_TEXT SECTION_
Why would Gov.Perry in a hotly contested governor’s race with Kay Bailey Hutchinson sue the EPA for regulating limits on carbon emissions? The question really is why did he wait so long? Perhaps it has something to do with appealing to his party’s wingnut base, and making his oil and gas patrons happy?
Texas Republican leaders Tuesday ramped up their fight against federal environmental efforts by filing suit to avoid facing limits on carbon dioxide emissions.
Gov. Rick Perry, Attorney General Greg Abbott and Agriculture Commissioner Todd Staples started a legal battle against the U.S. Environmental Protection Agency. […]
“They are using sweeping mandates, draconian punishments, to force a square peg of their vision into the round hole of reality,” Perry said. “In the process they are preparing to undo decades of progress while painting hardworking entrepreneurs as selfish (and) destroying hundreds of thousands of jobs in the process.”
Note of interest: Texas with all its oil refineries and coal fired power plants leads the country in CO2 emissions with over twice the amount produced by California. In fact, it produces 35% of the country’s CO2 emissions from industrial sources. Well, you know what they say: everything’s bigger in Texas.

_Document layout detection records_

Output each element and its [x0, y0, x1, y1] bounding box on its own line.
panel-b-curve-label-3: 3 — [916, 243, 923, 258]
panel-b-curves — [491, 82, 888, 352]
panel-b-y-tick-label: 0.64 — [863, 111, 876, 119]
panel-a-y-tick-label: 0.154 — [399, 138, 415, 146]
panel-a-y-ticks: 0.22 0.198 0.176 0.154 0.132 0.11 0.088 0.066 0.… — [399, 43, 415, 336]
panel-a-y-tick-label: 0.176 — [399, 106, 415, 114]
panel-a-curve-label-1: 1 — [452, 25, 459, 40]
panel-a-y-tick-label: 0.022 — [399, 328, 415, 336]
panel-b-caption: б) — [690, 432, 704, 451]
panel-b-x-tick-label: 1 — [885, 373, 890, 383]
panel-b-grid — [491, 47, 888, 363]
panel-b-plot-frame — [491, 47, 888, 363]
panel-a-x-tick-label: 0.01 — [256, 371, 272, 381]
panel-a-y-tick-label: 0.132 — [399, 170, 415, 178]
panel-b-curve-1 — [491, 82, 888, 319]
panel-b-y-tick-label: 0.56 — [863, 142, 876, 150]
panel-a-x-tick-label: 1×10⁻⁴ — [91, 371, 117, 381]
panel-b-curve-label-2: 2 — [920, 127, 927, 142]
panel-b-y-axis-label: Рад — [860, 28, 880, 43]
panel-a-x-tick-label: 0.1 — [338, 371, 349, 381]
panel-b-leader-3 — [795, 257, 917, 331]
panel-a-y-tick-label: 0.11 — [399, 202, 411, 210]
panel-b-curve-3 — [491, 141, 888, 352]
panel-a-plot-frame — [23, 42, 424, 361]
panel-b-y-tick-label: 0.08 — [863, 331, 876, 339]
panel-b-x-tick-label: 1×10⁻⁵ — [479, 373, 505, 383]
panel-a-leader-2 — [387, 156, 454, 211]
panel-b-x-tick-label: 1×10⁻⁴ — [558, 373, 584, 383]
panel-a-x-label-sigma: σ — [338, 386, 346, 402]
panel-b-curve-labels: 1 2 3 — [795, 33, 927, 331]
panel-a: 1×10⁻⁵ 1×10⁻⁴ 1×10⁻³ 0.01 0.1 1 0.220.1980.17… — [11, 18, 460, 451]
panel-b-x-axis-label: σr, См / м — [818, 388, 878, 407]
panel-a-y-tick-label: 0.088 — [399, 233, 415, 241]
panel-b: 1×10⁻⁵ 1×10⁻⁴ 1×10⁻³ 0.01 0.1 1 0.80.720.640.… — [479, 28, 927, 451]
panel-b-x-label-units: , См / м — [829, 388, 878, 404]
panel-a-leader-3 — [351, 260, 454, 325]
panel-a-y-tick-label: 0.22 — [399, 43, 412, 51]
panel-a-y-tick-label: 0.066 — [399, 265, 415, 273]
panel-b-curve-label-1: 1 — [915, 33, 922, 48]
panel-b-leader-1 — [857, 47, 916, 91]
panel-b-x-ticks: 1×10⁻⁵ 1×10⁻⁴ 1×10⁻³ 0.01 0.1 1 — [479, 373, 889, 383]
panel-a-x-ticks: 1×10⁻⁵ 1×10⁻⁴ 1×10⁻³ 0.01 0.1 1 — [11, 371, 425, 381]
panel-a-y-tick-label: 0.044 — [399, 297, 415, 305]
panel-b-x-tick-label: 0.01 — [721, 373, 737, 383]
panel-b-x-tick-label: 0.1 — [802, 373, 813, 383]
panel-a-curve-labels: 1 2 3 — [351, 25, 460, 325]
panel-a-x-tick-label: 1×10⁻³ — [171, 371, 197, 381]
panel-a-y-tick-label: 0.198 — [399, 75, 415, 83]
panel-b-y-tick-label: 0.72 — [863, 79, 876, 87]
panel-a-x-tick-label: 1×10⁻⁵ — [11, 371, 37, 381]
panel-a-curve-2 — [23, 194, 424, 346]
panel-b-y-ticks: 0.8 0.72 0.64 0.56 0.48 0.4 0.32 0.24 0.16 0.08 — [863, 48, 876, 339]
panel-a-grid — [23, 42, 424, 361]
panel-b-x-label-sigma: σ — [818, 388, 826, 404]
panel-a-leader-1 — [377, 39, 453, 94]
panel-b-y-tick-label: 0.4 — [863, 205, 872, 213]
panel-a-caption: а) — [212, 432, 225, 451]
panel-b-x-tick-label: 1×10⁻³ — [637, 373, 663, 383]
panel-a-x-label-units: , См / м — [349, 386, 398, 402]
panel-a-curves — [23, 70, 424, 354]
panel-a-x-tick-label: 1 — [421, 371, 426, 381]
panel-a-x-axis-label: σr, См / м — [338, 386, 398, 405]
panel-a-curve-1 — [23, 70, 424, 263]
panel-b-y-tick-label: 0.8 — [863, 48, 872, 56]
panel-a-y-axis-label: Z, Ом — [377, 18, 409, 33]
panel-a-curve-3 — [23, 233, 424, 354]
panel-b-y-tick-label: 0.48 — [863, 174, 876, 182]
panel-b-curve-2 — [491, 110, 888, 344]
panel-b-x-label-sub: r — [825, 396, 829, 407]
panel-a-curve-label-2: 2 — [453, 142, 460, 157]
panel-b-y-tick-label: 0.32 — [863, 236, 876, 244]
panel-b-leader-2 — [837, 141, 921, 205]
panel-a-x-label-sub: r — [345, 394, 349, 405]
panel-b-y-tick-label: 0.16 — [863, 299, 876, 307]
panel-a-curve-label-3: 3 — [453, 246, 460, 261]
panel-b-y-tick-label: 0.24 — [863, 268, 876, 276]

_TASKS TO CARRY OUT_
(a) In the post on Texas suing the EPA, what share of the country's CO2 emissions from industrial sources is Texas said to produce?
(b) List, with their titles, all the officials the post on Texas suing the EPA names as starting the legal battle against the U.S. Environmental Protection Agency.
These records have nothing to do with the text.

_SOLUTIONS PER TASK_
(a) 35%

(b) Gov. Rick Perry, Attorney General Greg Abbott, Agriculture Commissioner Todd Staples